** Start of THE DATA **
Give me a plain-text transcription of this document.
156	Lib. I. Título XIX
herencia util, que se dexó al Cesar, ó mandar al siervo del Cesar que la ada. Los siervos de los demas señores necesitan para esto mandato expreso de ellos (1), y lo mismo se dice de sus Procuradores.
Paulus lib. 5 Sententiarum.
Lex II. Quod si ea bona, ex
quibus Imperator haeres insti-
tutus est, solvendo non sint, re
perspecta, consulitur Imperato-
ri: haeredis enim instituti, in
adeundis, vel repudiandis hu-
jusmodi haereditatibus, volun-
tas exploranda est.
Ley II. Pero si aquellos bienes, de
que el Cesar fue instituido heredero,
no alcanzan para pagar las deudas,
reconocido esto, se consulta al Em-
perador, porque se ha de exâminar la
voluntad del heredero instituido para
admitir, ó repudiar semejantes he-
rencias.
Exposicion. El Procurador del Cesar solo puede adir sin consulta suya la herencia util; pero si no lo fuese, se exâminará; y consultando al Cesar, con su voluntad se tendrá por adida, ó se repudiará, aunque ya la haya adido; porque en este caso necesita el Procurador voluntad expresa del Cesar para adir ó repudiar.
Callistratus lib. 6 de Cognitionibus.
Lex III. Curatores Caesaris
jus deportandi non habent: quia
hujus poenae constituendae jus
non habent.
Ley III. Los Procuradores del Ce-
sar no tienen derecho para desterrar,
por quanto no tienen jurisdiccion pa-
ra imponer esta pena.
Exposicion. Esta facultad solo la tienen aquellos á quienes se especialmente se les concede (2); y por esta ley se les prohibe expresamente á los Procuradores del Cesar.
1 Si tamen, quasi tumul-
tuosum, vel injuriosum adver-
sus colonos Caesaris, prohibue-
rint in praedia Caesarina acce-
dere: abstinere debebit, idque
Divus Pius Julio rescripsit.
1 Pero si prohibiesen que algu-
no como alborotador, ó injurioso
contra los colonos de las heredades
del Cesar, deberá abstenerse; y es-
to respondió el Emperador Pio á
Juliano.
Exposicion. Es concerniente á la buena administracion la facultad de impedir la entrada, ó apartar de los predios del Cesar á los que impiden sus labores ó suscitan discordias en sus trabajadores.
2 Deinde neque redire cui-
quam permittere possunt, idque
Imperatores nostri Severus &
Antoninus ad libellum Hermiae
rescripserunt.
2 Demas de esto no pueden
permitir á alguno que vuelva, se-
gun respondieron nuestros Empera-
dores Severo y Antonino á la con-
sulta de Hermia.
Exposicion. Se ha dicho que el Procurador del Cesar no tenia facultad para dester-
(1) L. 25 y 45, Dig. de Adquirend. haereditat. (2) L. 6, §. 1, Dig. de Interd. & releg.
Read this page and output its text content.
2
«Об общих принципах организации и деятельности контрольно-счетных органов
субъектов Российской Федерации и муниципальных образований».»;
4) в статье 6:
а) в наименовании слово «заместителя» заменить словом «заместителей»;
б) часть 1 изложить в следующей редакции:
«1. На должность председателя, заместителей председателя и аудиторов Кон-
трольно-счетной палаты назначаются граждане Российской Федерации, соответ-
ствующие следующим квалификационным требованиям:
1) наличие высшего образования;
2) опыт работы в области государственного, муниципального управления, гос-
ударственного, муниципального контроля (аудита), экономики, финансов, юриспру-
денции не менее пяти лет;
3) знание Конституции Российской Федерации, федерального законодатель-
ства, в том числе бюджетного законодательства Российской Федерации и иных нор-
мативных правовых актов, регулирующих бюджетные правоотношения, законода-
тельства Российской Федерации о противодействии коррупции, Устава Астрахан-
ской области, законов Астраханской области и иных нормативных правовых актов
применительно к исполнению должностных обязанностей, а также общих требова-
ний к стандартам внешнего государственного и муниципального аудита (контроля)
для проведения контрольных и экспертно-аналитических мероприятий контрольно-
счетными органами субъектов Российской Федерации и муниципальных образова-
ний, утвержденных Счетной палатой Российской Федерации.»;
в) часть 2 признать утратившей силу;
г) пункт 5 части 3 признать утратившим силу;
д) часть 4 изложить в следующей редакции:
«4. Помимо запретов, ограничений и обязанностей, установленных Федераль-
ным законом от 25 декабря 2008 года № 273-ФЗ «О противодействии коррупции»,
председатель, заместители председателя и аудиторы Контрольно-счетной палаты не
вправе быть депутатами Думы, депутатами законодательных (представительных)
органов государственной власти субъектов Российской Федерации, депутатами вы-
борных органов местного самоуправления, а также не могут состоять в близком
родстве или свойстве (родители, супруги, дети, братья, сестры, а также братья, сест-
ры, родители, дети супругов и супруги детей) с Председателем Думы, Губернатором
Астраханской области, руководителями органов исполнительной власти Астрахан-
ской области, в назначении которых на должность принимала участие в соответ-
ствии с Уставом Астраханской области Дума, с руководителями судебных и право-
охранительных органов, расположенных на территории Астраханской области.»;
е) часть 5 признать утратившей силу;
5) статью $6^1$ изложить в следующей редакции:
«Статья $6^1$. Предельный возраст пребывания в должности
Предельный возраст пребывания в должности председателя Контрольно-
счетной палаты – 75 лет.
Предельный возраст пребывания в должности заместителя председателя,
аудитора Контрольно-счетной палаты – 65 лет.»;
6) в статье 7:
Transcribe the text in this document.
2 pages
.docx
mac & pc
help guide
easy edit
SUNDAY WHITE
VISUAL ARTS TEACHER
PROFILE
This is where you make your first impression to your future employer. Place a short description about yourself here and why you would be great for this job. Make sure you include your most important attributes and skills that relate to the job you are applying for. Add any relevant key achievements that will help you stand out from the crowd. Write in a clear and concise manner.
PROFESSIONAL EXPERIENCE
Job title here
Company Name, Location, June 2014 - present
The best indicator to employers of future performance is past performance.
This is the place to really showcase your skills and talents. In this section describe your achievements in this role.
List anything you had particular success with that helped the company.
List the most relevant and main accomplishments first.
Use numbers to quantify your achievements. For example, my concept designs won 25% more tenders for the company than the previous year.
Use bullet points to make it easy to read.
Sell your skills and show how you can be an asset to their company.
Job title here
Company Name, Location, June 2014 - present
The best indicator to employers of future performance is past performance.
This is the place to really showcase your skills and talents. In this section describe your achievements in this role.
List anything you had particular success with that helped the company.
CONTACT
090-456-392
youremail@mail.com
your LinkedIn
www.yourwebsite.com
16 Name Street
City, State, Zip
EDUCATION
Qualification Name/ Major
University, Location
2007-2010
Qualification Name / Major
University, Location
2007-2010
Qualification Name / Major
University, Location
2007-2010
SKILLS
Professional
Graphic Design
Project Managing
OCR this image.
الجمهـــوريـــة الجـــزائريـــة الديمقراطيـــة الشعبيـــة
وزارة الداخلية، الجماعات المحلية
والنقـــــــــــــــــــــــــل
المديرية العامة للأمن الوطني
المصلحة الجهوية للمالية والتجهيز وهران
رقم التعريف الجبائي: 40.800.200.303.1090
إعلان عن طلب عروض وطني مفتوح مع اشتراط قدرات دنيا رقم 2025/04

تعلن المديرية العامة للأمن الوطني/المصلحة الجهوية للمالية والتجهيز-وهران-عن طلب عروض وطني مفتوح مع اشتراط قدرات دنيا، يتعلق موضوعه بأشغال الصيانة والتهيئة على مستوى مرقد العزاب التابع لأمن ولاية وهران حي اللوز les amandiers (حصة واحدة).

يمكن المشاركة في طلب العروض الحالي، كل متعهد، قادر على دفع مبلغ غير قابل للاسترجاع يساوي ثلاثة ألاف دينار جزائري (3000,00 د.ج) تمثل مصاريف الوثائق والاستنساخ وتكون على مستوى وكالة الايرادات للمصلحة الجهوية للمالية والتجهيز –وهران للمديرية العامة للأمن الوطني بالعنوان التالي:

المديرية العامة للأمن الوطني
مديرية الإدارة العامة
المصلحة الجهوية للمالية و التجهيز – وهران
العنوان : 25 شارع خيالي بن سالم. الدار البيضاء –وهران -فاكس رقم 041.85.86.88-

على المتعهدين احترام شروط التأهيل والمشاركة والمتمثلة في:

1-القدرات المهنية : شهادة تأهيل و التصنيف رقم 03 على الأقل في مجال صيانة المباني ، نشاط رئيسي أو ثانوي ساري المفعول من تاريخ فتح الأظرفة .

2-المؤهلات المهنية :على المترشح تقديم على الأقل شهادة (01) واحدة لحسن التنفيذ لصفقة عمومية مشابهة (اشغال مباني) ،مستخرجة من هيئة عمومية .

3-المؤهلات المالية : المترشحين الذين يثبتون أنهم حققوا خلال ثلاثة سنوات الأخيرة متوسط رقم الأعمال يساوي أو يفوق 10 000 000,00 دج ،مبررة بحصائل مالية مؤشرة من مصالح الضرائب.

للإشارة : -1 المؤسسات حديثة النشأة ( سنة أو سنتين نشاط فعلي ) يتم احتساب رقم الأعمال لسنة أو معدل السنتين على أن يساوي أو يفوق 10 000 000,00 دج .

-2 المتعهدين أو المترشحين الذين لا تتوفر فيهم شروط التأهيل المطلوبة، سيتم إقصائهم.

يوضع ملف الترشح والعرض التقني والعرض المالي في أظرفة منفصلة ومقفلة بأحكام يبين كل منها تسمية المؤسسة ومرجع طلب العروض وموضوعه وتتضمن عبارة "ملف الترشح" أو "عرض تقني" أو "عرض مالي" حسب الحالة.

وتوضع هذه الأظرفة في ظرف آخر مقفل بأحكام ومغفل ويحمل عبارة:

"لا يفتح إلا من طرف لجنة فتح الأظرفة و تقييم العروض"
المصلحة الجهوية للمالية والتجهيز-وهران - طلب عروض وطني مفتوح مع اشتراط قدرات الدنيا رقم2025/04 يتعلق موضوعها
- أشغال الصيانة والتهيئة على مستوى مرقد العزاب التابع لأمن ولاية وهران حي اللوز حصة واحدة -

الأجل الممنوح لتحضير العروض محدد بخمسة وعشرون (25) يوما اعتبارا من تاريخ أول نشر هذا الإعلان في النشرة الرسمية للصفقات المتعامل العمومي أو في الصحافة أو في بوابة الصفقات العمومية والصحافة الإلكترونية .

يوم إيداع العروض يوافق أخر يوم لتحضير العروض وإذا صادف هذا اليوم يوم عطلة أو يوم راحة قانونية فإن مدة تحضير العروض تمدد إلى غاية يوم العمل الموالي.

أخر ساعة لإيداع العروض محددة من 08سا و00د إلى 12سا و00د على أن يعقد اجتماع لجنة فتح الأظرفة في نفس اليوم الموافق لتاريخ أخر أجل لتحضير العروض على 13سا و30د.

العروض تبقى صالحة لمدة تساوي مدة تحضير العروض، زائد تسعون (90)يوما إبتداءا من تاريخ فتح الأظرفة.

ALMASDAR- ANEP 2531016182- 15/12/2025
** End of THE DATA **
Filter the records down to the lines that contain the string "easy", and copy those lines.

__EXERCISE RESULT__
easy edit
Use bullet points to make it easy to read.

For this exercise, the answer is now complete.